(Rows from a dataset)
──────────────────────────────

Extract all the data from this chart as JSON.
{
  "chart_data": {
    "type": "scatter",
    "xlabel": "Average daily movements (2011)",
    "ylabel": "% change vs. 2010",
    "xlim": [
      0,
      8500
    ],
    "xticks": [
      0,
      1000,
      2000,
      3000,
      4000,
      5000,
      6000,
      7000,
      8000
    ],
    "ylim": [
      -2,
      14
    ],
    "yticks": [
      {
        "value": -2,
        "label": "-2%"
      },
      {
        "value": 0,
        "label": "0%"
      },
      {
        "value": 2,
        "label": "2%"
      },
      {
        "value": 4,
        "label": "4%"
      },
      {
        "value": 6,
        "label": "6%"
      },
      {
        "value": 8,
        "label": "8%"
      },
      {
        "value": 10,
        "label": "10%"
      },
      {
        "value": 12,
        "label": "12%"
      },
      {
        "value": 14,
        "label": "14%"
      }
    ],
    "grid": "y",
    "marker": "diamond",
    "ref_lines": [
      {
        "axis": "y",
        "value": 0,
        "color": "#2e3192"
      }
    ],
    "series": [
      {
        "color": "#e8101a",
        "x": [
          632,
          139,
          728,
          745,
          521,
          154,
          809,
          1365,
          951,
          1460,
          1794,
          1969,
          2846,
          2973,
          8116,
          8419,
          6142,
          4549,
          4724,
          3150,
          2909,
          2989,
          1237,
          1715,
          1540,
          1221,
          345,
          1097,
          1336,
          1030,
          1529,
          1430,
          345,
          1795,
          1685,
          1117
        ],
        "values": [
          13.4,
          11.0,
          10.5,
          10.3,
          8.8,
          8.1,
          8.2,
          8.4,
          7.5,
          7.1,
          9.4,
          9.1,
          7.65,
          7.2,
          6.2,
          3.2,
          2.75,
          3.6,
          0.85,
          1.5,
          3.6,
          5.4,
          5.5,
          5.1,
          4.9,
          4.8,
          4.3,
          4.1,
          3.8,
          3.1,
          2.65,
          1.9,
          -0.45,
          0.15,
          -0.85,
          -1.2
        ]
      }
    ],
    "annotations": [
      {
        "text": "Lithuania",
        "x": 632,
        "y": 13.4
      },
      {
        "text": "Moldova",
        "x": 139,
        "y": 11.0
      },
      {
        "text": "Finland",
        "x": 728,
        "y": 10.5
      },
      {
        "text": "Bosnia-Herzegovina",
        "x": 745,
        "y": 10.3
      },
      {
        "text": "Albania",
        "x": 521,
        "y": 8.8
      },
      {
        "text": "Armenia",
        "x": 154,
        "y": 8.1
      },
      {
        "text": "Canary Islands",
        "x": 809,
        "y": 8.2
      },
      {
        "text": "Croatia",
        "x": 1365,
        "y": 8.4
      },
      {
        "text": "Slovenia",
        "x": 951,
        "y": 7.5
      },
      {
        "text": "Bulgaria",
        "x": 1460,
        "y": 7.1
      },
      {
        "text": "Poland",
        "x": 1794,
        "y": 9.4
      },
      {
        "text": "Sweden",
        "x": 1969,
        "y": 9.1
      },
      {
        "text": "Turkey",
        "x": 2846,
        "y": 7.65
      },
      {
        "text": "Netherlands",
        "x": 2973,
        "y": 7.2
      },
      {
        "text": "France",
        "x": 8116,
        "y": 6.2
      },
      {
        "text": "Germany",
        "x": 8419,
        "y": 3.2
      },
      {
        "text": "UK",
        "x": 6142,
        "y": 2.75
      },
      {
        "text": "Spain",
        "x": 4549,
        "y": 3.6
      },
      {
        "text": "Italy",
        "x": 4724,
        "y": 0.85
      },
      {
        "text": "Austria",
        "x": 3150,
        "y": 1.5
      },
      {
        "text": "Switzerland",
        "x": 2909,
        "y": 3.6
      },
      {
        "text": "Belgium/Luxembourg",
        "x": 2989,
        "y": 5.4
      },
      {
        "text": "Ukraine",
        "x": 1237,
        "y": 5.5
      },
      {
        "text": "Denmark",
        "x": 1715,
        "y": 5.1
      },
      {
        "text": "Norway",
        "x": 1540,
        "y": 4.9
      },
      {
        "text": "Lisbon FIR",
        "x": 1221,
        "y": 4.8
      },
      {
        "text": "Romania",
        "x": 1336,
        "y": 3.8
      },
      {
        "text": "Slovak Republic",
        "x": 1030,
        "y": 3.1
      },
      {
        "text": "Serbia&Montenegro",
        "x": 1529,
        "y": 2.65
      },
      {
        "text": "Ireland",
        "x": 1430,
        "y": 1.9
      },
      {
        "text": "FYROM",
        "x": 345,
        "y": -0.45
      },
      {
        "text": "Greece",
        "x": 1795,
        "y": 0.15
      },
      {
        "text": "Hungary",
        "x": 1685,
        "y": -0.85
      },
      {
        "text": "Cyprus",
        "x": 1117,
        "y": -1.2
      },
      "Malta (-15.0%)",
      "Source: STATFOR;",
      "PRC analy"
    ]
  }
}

──────────────────────────────

Brief: All of the material above needs to be retyped word for word.

Full solution:
Extract all the data from this chart as JSON.
{
  "chart_data": {
    "type": "scatter",
    "xlabel": "Average daily movements (2011)",
    "ylabel": "% change vs. 2010",
    "xlim": [
      0,
      8500
    ],
    "xticks": [
      0,
      1000,
      2000,
      3000,
      4000,
      5000,
      6000,
      7000,
      8000
    ],
    "ylim": [
      -2,
      14
    ],
    "yticks": [
      {
        "value": -2,
        "label": "-2%"
      },
      {
        "value": 0,
        "label": "0%"
      },
      {
        "value": 2,
        "label": "2%"
      },
      {
        "value": 4,
        "label": "4%"
      },
      {
        "value": 6,
        "label": "6%"
      },
      {
        "value": 8,
        "label": "8%"
      },
      {
        "value": 10,
        "label": "10%"
      },
      {
        "value": 12,
        "label": "12%"
      },
      {
        "value": 14,
        "label": "14%"
      }
    ],
    "grid": "y",
    "marker": "diamond",
    "ref_lines": [
      {
        "axis": "y",
        "value": 0,
        "color": "#2e3192"
      }
    ],
    "series": [
      {
        "color": "#e8101a",
        "x": [
          632,
          139,
          728,
          745,
          521,
          154,
          809,
          1365,
          951,
          1460,
          1794,
          1969,
          2846,
          2973,
          8116,
          8419,
          6142,
          4549,
          4724,
          3150,
          2909,
          2989,
          1237,
          1715,
          1540,
          1221,
          345,
          1097,
          1336,
          1030,
          1529,
          1430,
          345,
          1795,
          1685,
          1117
        ],
        "values": [
          13.4,
          11.0,
          10.5,
          10.3,
          8.8,
          8.1,
          8.2,
          8.4,
          7.5,
          7.1,
          9.4,
          9.1,
          7.65,
          7.2,
          6.2,
          3.2,
          2.75,
          3.6,
          0.85,
          1.5,
          3.6,
          5.4,
          5.5,
          5.1,
          4.9,
          4.8,
          4.3,
          4.1,
          3.8,
          3.1,
          2.65,
          1.9,
          -0.45,
          0.15,
          -0.85,
          -1.2
        ]
      }
    ],
    "annotations": [
      {
        "text": "Lithuania",
        "x": 632,
        "y": 13.4
      },
      {
        "text": "Moldova",
        "x": 139,
        "y": 11.0
      },
      {
        "text": "Finland",
        "x": 728,
        "y": 10.5
      },
      {
        "text": "Bosnia-Herzegovina",
        "x": 745,
        "y": 10.3
      },
      {
        "text": "Albania",
        "x": 521,
        "y": 8.8
      },
      {
        "text": "Armenia",
        "x": 154,
        "y": 8.1
      },
      {
        "text": "Canary Islands",
        "x": 809,
        "y": 8.2
      },
      {
        "text": "Croatia",
        "x": 1365,
        "y": 8.4
      },
      {
        "text": "Slovenia",
        "x": 951,
        "y": 7.5
      },
      {
        "text": "Bulgaria",
        "x": 1460,
        "y": 7.1
      },
      {
        "text": "Poland",
        "x": 1794,
        "y": 9.4
      },
      {
        "text": "Sweden",
        "x": 1969,
        "y": 9.1
      },
      {
        "text": "Turkey",
        "x": 2846,
        "y": 7.65
      },
      {
        "text": "Netherlands",
        "x": 2973,
        "y": 7.2
      },
      {
        "text": "France",
        "x": 8116,
        "y": 6.2
      },
      {
        "text": "Germany",
        "x": 8419,
        "y": 3.2
      },
      {
        "text": "UK",
        "x": 6142,
        "y": 2.75
      },
      {
        "text": "Spain",
        "x": 4549,
        "y": 3.6
      },
      {
        "text": "Italy",
        "x": 4724,
        "y": 0.85
      },
      {
        "text": "Austria",
        "x": 3150,
        "y": 1.5
      },
      {
        "text": "Switzerland",
        "x": 2909,
        "y": 3.6
      },
      {
        "text": "Belgium/Luxembourg",
        "x": 2989,
        "y": 5.4
      },
      {
        "text": "Ukraine",
        "x": 1237,
        "y": 5.5
      },
      {
        "text": "Denmark",
        "x": 1715,
        "y": 5.1
      },
      {
        "text": "Norway",
        "x": 1540,
        "y": 4.9
      },
      {
        "text": "Lisbon FIR",
        "x": 1221,
        "y": 4.8
      },
      {
        "text": "Romania",
        "x": 1336,
        "y": 3.8
      },
      {
        "text": "Slovak Republic",
        "x": 1030,
        "y": 3.1
      },
      {
        "text": "Serbia&Montenegro",
        "x": 1529,
        "y": 2.65
      },
      {
        "text": "Ireland",
        "x": 1430,
        "y": 1.9
      },
      {
        "text": "FYROM",
        "x": 345,
        "y": -0.45
      },
      {
        "text": "Greece",
        "x": 1795,
        "y": 0.15
      },
      {
        "text": "Hungary",
        "x": 1685,
        "y": -0.85
      },
      {
        "text": "Cyprus",
        "x": 1117,
        "y": -1.2
      },
      "Malta (-15.0%)",
      "Source: STATFOR;",
      "PRC analy"
    ]
  }
}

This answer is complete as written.